[Aim]
Leaving out the pictures, output the lines from the one that contains "Transcribe the text in this document." through the end of the material, exactly as they stand.

[Given entries]
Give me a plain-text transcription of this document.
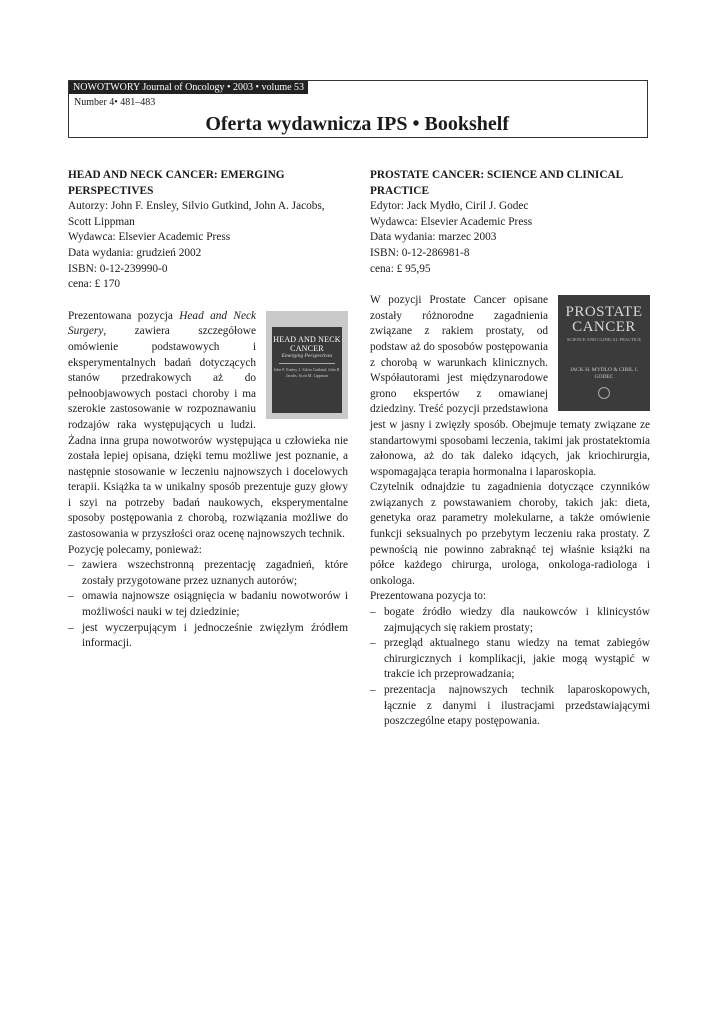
NOWOTWORY Journal of Oncology • 2003 • volume 53
Number 4• 481–483
Oferta wydawnicza IPS • Bookshelf
HEAD AND NECK CANCER: EMERGING PERSPECTIVES
Autorzy: John F. Ensley, Silvio Gutkind, John A. Jacobs, Scott Lippman
Wydawca: Elsevier Academic Press
Data wydania: grudzień 2002
ISBN: 0-12-239990-0
cena: £ 170
HEAD AND NECK CANCER
Emerging Perspectives
John F. Ensley, J. Silvio Gutkind, John R. Jacobs, Scott M. Lippman

Prezentowana pozycja Head and Neck Surgery, zawiera szczegółowe omówienie podstawowych i eksperymentalnych badań dotyczących stanów przedrakowych aż do pełnoobjawowych postaci choroby i ma szerokie zastosowanie w rozpoznawaniu rodzajów raka występujących u ludzi. Żadna inna grupa nowotworów występująca u człowieka nie została lepiej opisana, dzięki temu możliwe jest poznanie, a następnie stosowanie w leczeniu najnowszych i docelowych terapii. Książka ta w unikalny sposób prezentuje guzy głowy i szyi na potrzeby badań naukowych, eksperymentalne sposoby postępowania z chorobą, rozwiązania możliwe do zastosowania w przyszłości oraz ocenę najnowszych technik.

Pozycję polecamy, ponieważ:

– zawiera wszechstronną prezentację zagadnień, które zostały przygotowane przez uznanych autorów;
– omawia najnowsze osiągnięcia w badaniu nowotworów i możliwości nauki w tej dziedzinie;
– jest wyczerpującym i jednocześnie zwięzłym źródłem informacji.
PROSTATE CANCER: SCIENCE AND CLINICAL PRACTICE
Edytor: Jack Mydło, Ciril J. Godec
Wydawca: Elsevier Academic Press
Data wydania: marzec 2003
ISBN: 0-12-286981-8
cena: £ 95,95
PROSTATE CANCER
SCIENCE AND CLINICAL PRACTICE
JACK H. MYDLO & CIRIL J. GODEC

W pozycji Prostate Cancer opisane zostały różnorodne zagadnienia związane z rakiem prostaty, od podstaw aż do sposobów postępowania z chorobą w warunkach klinicznych. Współautorami jest międzynarodowe grono ekspertów z omawianej dziedziny. Treść pozycji przedstawiona jest w jasny i zwięzły sposób. Obejmuje tematy związane ze standartowymi sposobami leczenia, takimi jak prostatektomia załonowa, aż do tak daleko idących, jak kriochirurgia, wspomagająca terapia hormonalna i laparoskopia.

Czytelnik odnajdzie tu zagadnienia dotyczące czynników związanych z powstawaniem choroby, takich jak: dieta, genetyka oraz parametry molekularne, a także omówienie funkcji seksualnych po przebytym leczeniu raka prostaty. Z pewnością nie powinno zabraknąć tej właśnie książki na półce każdego chirurga, urologa, onkologa-radiologa i onkologa.

Prezentowana pozycja to:

– bogate źródło wiedzy dla naukowców i klinicystów zajmujących się rakiem prostaty;
– przegląd aktualnego stanu wiedzy na temat zabiegów chirurgicznych i komplikacji, jakie mogą wystąpić w trakcie ich przeprowadzania;
– prezentacja najnowszych technik laparoskopowych, łącznie z danymi i ilustracjami przedstawiającymi poszczególne etapy postępowania.
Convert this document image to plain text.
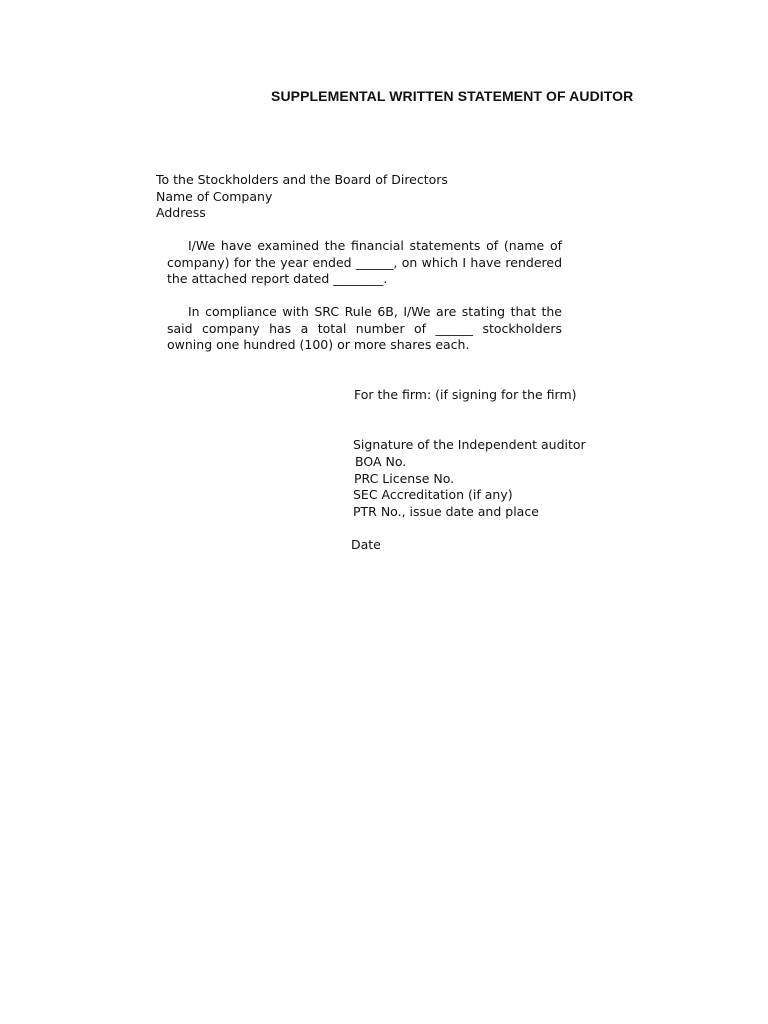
SUPPLEMENTAL WRITTEN STATEMENT OF AUDITOR
To the Stockholders and the Board of Directors
Name of Company
Address
I/We have examined the financial statements of (name of company) for the year ended ______, on which I have rendered the attached report dated ________.
In compliance with SRC Rule 6B, I/We are stating that the said company has a total number of ______ stockholders owning one hundred (100) or more shares each.
For the firm: (if signing for the firm)
Signature of the Independent auditor
BOA No.
PRC License No.
SEC Accreditation (if any)
PTR No., issue date and place
Date
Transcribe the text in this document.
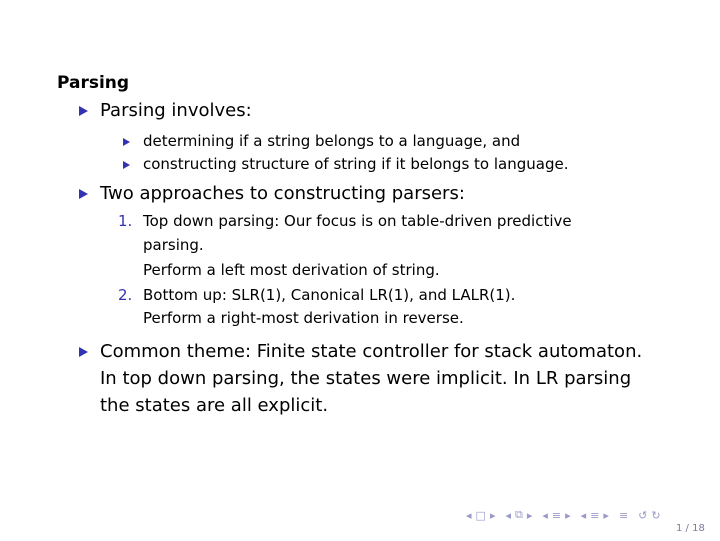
Parsing
Parsing involves:
determining if a string belongs to a language, and
constructing structure of string if it belongs to language.
Two approaches to constructing parsers:
1. Top down parsing: Our focus is on table-driven predictive
parsing.
Perform a left most derivation of string.
2. Bottom up: SLR(1), Canonical LR(1), and LALR(1).
Perform a right-most derivation in reverse.
Common theme: Finite state controller for stack automaton.
In top down parsing, the states were implicit. In LR parsing
the states are all explicit.
◂ □ ▸ ◂ ⧉ ▸ ◂ ≡ ▸ ◂ ≡ ▸ ≡ ↺ ↻
1 / 18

[Response to this task]
Transcribe the text in this document.
Parsing
Parsing involves:
determining if a string belongs to a language, and
constructing structure of string if it belongs to language.
Two approaches to constructing parsers:
1. Top down parsing: Our focus is on table-driven predictive
parsing.
Perform a left most derivation of string.
2. Bottom up: SLR(1), Canonical LR(1), and LALR(1).
Perform a right-most derivation in reverse.
Common theme: Finite state controller for stack automaton.
In top down parsing, the states were implicit. In LR parsing
the states are all explicit.
◂ □ ▸ ◂ ⧉ ▸ ◂ ≡ ▸ ◂ ≡ ▸ ≡ ↺ ↻
1 / 18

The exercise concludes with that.